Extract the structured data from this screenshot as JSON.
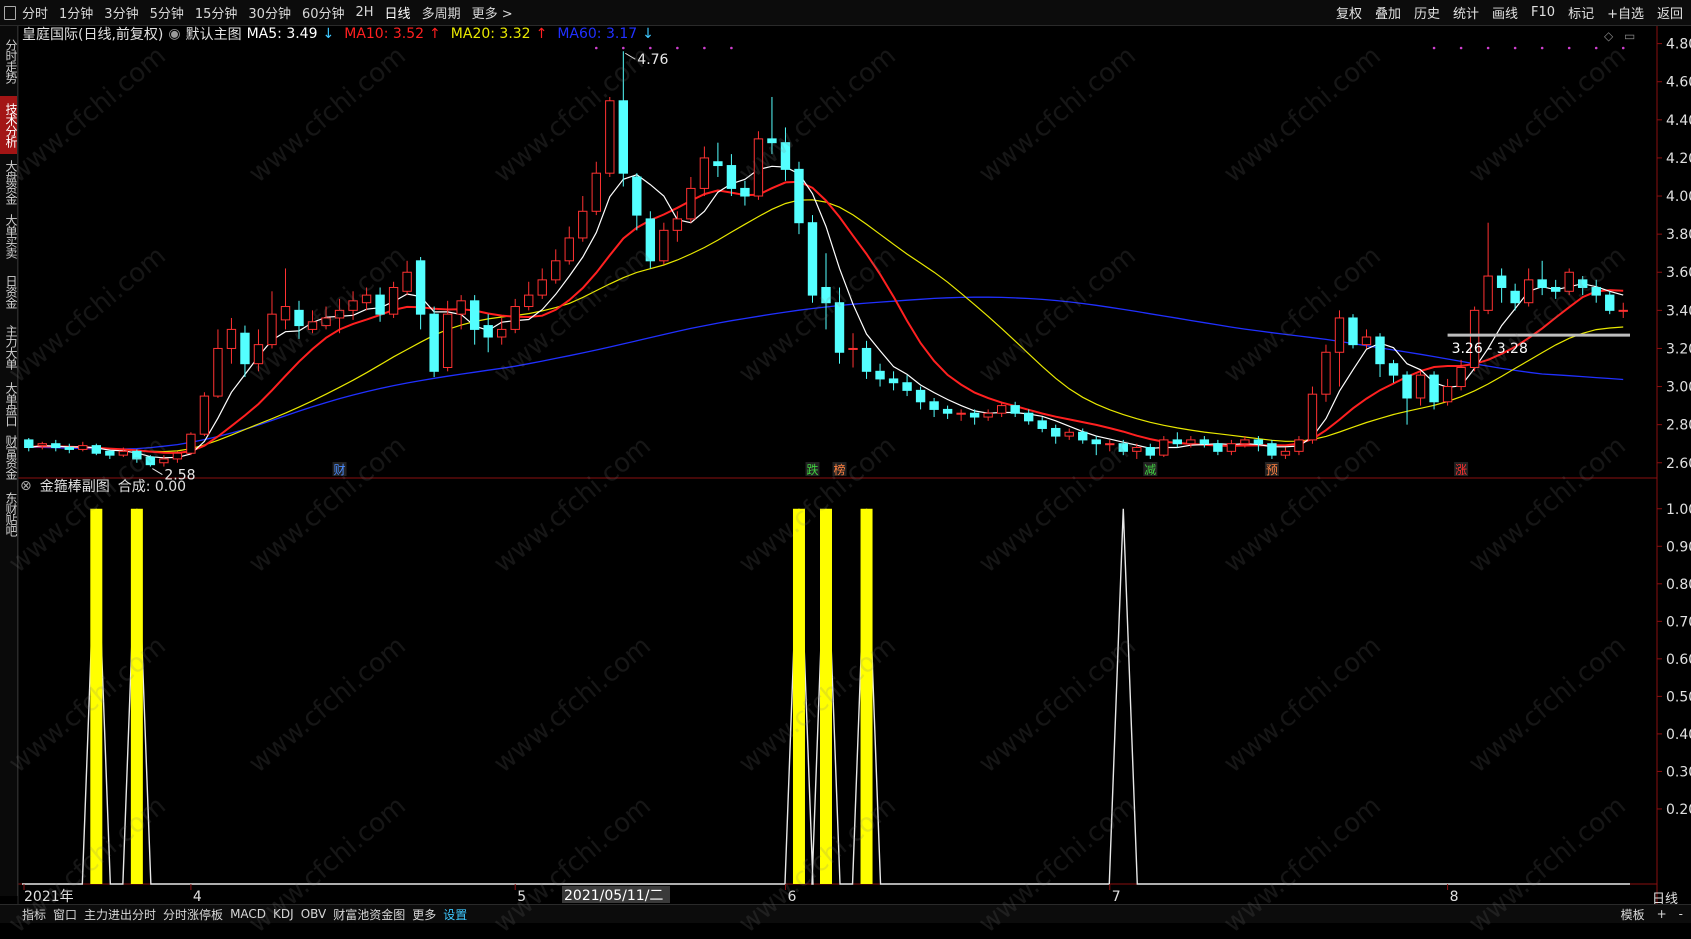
{
  "toolbar": {
    "items": [
      "分时",
      "1分钟",
      "3分钟",
      "5分钟",
      "15分钟",
      "30分钟",
      "60分钟",
      "2H",
      "日线",
      "多周期",
      "更多 >"
    ],
    "active_index": 8,
    "right_items": [
      "复权",
      "叠加",
      "历史",
      "统计",
      "画线",
      "F10",
      "标记",
      "+自选",
      "返回"
    ]
  },
  "sidebar": {
    "items": [
      "分时走势",
      "技术分析",
      "大盘资金",
      "大单买卖",
      "日资金",
      "主力大单",
      "大单盘口",
      "财富资金",
      "东财贴吧"
    ],
    "active_index": 1
  },
  "main_chart": {
    "stock_name": "皇庭国际(日线,前复权)",
    "template": "默认主图",
    "ma5": "MA5: 3.49",
    "ma5_arrow": "↓",
    "ma10": "MA10: 3.52",
    "ma10_arrow": "↑",
    "ma20": "MA20: 3.32",
    "ma20_arrow": "↑",
    "ma60": "MA60: 3.17",
    "ma60_arrow": "↓",
    "ma_colors": {
      "ma5": "#ffffff",
      "ma10": "#ff2020",
      "ma20": "#e8e800",
      "ma60": "#2030ff"
    },
    "high_label": "4.76",
    "low_label": "2.58",
    "range_label": "3.26 - 3.28",
    "event_tags": [
      {
        "text": "财",
        "color": "#4a8cff",
        "candle": 23
      },
      {
        "text": "跌",
        "color": "#40d040",
        "candle": 58
      },
      {
        "text": "榜",
        "color": "#ff8040",
        "candle": 60
      },
      {
        "text": "减",
        "color": "#40d040",
        "candle": 83
      },
      {
        "text": "预",
        "color": "#ff8040",
        "candle": 92
      },
      {
        "text": "涨",
        "color": "#ff3030",
        "candle": 106
      }
    ]
  },
  "price_axis": [
    "4.80",
    "4.60",
    "4.40",
    "4.20",
    "4.00",
    "3.80",
    "3.60",
    "3.40",
    "3.20",
    "3.00",
    "2.80",
    "2.60"
  ],
  "sub_chart": {
    "title": "金箍棒副图",
    "value": "合成: 0.00",
    "axis": [
      "1.00",
      "0.90",
      "0.80",
      "0.70",
      "0.60",
      "0.50",
      "0.40",
      "0.30",
      "0.20"
    ],
    "bar_color": "#ffff00"
  },
  "time_axis": {
    "labels": [
      {
        "text": "2021年",
        "candle": 0
      },
      {
        "text": "4",
        "candle": 12
      },
      {
        "text": "5",
        "candle": 36
      },
      {
        "text": "6",
        "candle": 56
      },
      {
        "text": "7",
        "candle": 80
      },
      {
        "text": "8",
        "candle": 105
      }
    ],
    "cursor_date": "2021/05/11/二"
  },
  "bottom_tabs": [
    "指标",
    "窗口",
    "主力进出分时",
    "分时涨停板",
    "MACD",
    "KDJ",
    "OBV",
    "财富池资金图",
    "更多",
    "设置"
  ],
  "bottom_active_index": 9,
  "bottom_right": [
    "模板",
    "+",
    "-"
  ],
  "period": "日线",
  "watermark": "www.cfchi.com",
  "chart_data": [
    {
      "type": "candlestick",
      "title": "皇庭国际(日线,前复权)",
      "ylim": [
        2.52,
        4.84
      ],
      "series": [
        {
          "name": "K",
          "values": [
            [
              2.72,
              2.68,
              2.73,
              2.66
            ],
            [
              2.69,
              2.7,
              2.71,
              2.67
            ],
            [
              2.7,
              2.68,
              2.72,
              2.66
            ],
            [
              2.68,
              2.67,
              2.7,
              2.65
            ],
            [
              2.67,
              2.69,
              2.71,
              2.66
            ],
            [
              2.69,
              2.65,
              2.7,
              2.64
            ],
            [
              2.66,
              2.64,
              2.67,
              2.62
            ],
            [
              2.64,
              2.66,
              2.68,
              2.63
            ],
            [
              2.66,
              2.62,
              2.67,
              2.6
            ],
            [
              2.63,
              2.59,
              2.64,
              2.58
            ],
            [
              2.6,
              2.62,
              2.64,
              2.58
            ],
            [
              2.62,
              2.65,
              2.66,
              2.6
            ],
            [
              2.65,
              2.75,
              2.76,
              2.64
            ],
            [
              2.75,
              2.95,
              2.97,
              2.74
            ],
            [
              2.95,
              3.2,
              3.3,
              2.94
            ],
            [
              3.2,
              3.3,
              3.36,
              3.12
            ],
            [
              3.28,
              3.12,
              3.32,
              3.05
            ],
            [
              3.12,
              3.22,
              3.3,
              3.08
            ],
            [
              3.22,
              3.38,
              3.5,
              3.2
            ],
            [
              3.35,
              3.42,
              3.62,
              3.3
            ],
            [
              3.4,
              3.32,
              3.45,
              3.25
            ],
            [
              3.3,
              3.34,
              3.4,
              3.28
            ],
            [
              3.32,
              3.36,
              3.42,
              3.3
            ],
            [
              3.36,
              3.4,
              3.46,
              3.28
            ],
            [
              3.4,
              3.45,
              3.5,
              3.35
            ],
            [
              3.44,
              3.48,
              3.52,
              3.4
            ],
            [
              3.48,
              3.38,
              3.52,
              3.34
            ],
            [
              3.38,
              3.52,
              3.55,
              3.36
            ],
            [
              3.5,
              3.6,
              3.66,
              3.48
            ],
            [
              3.66,
              3.38,
              3.68,
              3.3
            ],
            [
              3.38,
              3.08,
              3.42,
              3.05
            ],
            [
              3.1,
              3.38,
              3.45,
              3.08
            ],
            [
              3.38,
              3.45,
              3.48,
              3.3
            ],
            [
              3.45,
              3.3,
              3.48,
              3.22
            ],
            [
              3.32,
              3.26,
              3.38,
              3.18
            ],
            [
              3.26,
              3.3,
              3.36,
              3.22
            ],
            [
              3.3,
              3.42,
              3.46,
              3.28
            ],
            [
              3.42,
              3.48,
              3.55,
              3.4
            ],
            [
              3.48,
              3.56,
              3.62,
              3.46
            ],
            [
              3.56,
              3.66,
              3.72,
              3.54
            ],
            [
              3.66,
              3.78,
              3.84,
              3.64
            ],
            [
              3.78,
              3.92,
              4.0,
              3.76
            ],
            [
              3.92,
              4.12,
              4.18,
              3.9
            ],
            [
              4.12,
              4.5,
              4.52,
              4.1
            ],
            [
              4.5,
              4.12,
              4.76,
              4.05
            ],
            [
              4.1,
              3.9,
              4.12,
              3.82
            ],
            [
              3.88,
              3.66,
              3.92,
              3.62
            ],
            [
              3.66,
              3.82,
              3.86,
              3.64
            ],
            [
              3.82,
              3.88,
              3.92,
              3.76
            ],
            [
              3.88,
              4.04,
              4.1,
              3.86
            ],
            [
              4.04,
              4.2,
              4.26,
              4.0
            ],
            [
              4.18,
              4.16,
              4.28,
              4.1
            ],
            [
              4.16,
              4.04,
              4.22,
              4.0
            ],
            [
              4.04,
              4.0,
              4.08,
              3.95
            ],
            [
              4.0,
              4.3,
              4.34,
              3.98
            ],
            [
              4.3,
              4.28,
              4.52,
              4.22
            ],
            [
              4.28,
              4.14,
              4.36,
              4.08
            ],
            [
              4.14,
              3.86,
              4.18,
              3.8
            ],
            [
              3.86,
              3.48,
              3.9,
              3.44
            ],
            [
              3.52,
              3.44,
              3.7,
              3.3
            ],
            [
              3.44,
              3.18,
              3.52,
              3.12
            ],
            [
              3.2,
              3.2,
              3.28,
              3.1
            ],
            [
              3.2,
              3.08,
              3.24,
              3.04
            ],
            [
              3.08,
              3.04,
              3.12,
              3.0
            ],
            [
              3.04,
              3.02,
              3.08,
              2.98
            ],
            [
              3.02,
              2.98,
              3.06,
              2.95
            ],
            [
              2.98,
              2.92,
              3.0,
              2.88
            ],
            [
              2.92,
              2.88,
              2.94,
              2.84
            ],
            [
              2.88,
              2.86,
              2.9,
              2.83
            ],
            [
              2.86,
              2.86,
              2.88,
              2.82
            ],
            [
              2.86,
              2.84,
              2.88,
              2.8
            ],
            [
              2.84,
              2.86,
              2.88,
              2.82
            ],
            [
              2.86,
              2.9,
              2.92,
              2.84
            ],
            [
              2.9,
              2.86,
              2.92,
              2.84
            ],
            [
              2.86,
              2.82,
              2.88,
              2.8
            ],
            [
              2.82,
              2.78,
              2.84,
              2.76
            ],
            [
              2.78,
              2.74,
              2.8,
              2.7
            ],
            [
              2.74,
              2.76,
              2.78,
              2.72
            ],
            [
              2.76,
              2.72,
              2.78,
              2.7
            ],
            [
              2.72,
              2.7,
              2.74,
              2.64
            ],
            [
              2.7,
              2.7,
              2.72,
              2.66
            ],
            [
              2.7,
              2.66,
              2.72,
              2.64
            ],
            [
              2.66,
              2.68,
              2.7,
              2.62
            ],
            [
              2.68,
              2.64,
              2.7,
              2.62
            ],
            [
              2.64,
              2.72,
              2.74,
              2.63
            ],
            [
              2.72,
              2.7,
              2.76,
              2.68
            ],
            [
              2.7,
              2.72,
              2.74,
              2.68
            ],
            [
              2.72,
              2.7,
              2.74,
              2.68
            ],
            [
              2.7,
              2.66,
              2.72,
              2.64
            ],
            [
              2.66,
              2.7,
              2.72,
              2.64
            ],
            [
              2.7,
              2.72,
              2.74,
              2.68
            ],
            [
              2.72,
              2.7,
              2.74,
              2.66
            ],
            [
              2.7,
              2.64,
              2.72,
              2.62
            ],
            [
              2.64,
              2.66,
              2.68,
              2.62
            ],
            [
              2.66,
              2.72,
              2.74,
              2.64
            ],
            [
              2.72,
              2.96,
              3.0,
              2.7
            ],
            [
              2.96,
              3.18,
              3.22,
              2.92
            ],
            [
              3.18,
              3.36,
              3.4,
              3.0
            ],
            [
              3.36,
              3.22,
              3.38,
              3.2
            ],
            [
              3.22,
              3.26,
              3.3,
              3.2
            ],
            [
              3.26,
              3.12,
              3.28,
              3.05
            ],
            [
              3.12,
              3.06,
              3.14,
              3.02
            ],
            [
              3.06,
              2.94,
              3.08,
              2.8
            ],
            [
              2.94,
              3.06,
              3.08,
              2.9
            ],
            [
              3.06,
              2.92,
              3.08,
              2.88
            ],
            [
              2.92,
              3.0,
              3.04,
              2.9
            ],
            [
              3.0,
              3.1,
              3.14,
              2.98
            ],
            [
              3.1,
              3.4,
              3.42,
              3.08
            ],
            [
              3.4,
              3.58,
              3.86,
              3.38
            ],
            [
              3.58,
              3.52,
              3.62,
              3.44
            ],
            [
              3.5,
              3.44,
              3.54,
              3.4
            ],
            [
              3.44,
              3.56,
              3.62,
              3.42
            ],
            [
              3.56,
              3.52,
              3.66,
              3.48
            ],
            [
              3.52,
              3.5,
              3.56,
              3.46
            ],
            [
              3.5,
              3.6,
              3.62,
              3.48
            ],
            [
              3.56,
              3.52,
              3.58,
              3.48
            ],
            [
              3.52,
              3.48,
              3.56,
              3.44
            ],
            [
              3.48,
              3.4,
              3.5,
              3.38
            ],
            [
              3.4,
              3.4,
              3.44,
              3.36
            ]
          ]
        },
        {
          "name": "MA5",
          "values": []
        },
        {
          "name": "MA10",
          "values": []
        },
        {
          "name": "MA20",
          "values": []
        },
        {
          "name": "MA60",
          "values": []
        }
      ]
    },
    {
      "type": "bar",
      "title": "金箍棒副图",
      "ylim": [
        0,
        1.05
      ],
      "series": [
        {
          "name": "金箍棒",
          "bars": [
            {
              "candle": 5,
              "value": 1.0
            },
            {
              "candle": 8,
              "value": 1.0
            },
            {
              "candle": 57,
              "value": 1.0
            },
            {
              "candle": 59,
              "value": 1.0
            },
            {
              "candle": 62,
              "value": 1.0
            }
          ]
        },
        {
          "name": "合成",
          "spikes": [
            {
              "candle": 5,
              "value": 1.0
            },
            {
              "candle": 8,
              "value": 1.0
            },
            {
              "candle": 57,
              "value": 1.0
            },
            {
              "candle": 59,
              "value": 1.0
            },
            {
              "candle": 62,
              "value": 1.0
            },
            {
              "candle": 81,
              "value": 1.0
            }
          ]
        }
      ]
    }
  ]
}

----------

# [The exercise]
Say how many lines in the records above hold "皇庭国际", and give no other text.

# [Response to the task]
2